%%

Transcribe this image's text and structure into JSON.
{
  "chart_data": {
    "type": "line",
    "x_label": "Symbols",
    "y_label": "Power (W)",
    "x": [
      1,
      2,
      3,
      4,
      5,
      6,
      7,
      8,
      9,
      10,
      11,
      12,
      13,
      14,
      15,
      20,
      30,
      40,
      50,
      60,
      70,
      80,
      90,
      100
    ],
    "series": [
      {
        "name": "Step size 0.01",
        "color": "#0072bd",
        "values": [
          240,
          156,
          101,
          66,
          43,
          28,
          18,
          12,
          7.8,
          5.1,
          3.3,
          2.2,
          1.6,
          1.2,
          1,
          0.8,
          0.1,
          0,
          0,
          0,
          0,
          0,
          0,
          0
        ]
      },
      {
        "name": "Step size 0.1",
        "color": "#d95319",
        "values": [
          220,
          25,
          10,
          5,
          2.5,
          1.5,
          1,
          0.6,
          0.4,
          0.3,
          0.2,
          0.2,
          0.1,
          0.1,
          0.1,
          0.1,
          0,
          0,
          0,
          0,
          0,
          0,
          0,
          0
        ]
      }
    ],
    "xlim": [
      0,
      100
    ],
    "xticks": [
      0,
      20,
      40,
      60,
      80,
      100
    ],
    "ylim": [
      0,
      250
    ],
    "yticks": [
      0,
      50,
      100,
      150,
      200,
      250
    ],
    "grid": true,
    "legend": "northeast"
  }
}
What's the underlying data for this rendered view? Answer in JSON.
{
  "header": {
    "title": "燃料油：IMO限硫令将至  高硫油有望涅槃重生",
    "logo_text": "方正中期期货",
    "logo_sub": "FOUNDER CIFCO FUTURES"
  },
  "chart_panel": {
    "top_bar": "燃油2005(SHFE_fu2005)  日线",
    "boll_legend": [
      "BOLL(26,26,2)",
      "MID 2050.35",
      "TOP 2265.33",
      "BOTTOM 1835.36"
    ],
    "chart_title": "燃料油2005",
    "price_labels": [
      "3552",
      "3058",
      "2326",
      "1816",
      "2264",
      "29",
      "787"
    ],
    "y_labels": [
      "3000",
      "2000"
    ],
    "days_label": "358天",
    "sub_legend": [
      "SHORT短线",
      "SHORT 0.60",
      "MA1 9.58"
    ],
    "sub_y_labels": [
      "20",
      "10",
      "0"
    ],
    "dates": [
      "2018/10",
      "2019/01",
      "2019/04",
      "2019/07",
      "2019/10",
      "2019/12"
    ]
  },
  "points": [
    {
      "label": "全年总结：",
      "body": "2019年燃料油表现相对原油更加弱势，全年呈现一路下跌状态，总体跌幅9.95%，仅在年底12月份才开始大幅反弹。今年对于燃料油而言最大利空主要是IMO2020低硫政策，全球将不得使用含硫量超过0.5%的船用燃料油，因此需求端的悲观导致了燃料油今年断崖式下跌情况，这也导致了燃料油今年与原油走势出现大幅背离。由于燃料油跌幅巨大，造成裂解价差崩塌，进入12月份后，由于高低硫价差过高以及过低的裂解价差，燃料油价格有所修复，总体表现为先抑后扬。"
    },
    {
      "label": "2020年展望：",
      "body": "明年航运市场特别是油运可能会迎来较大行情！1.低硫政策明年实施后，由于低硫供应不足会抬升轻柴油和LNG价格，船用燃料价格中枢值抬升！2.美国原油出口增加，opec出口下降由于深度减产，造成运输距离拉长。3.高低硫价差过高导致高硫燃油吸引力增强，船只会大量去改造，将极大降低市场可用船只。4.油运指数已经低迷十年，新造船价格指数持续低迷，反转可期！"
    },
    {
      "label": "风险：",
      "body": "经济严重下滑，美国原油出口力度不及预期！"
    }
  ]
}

%%

**Exercise aim:**
Of all the lines in the entries, how many contain the word "this"? Give only the number.

**Completed exercise:**
2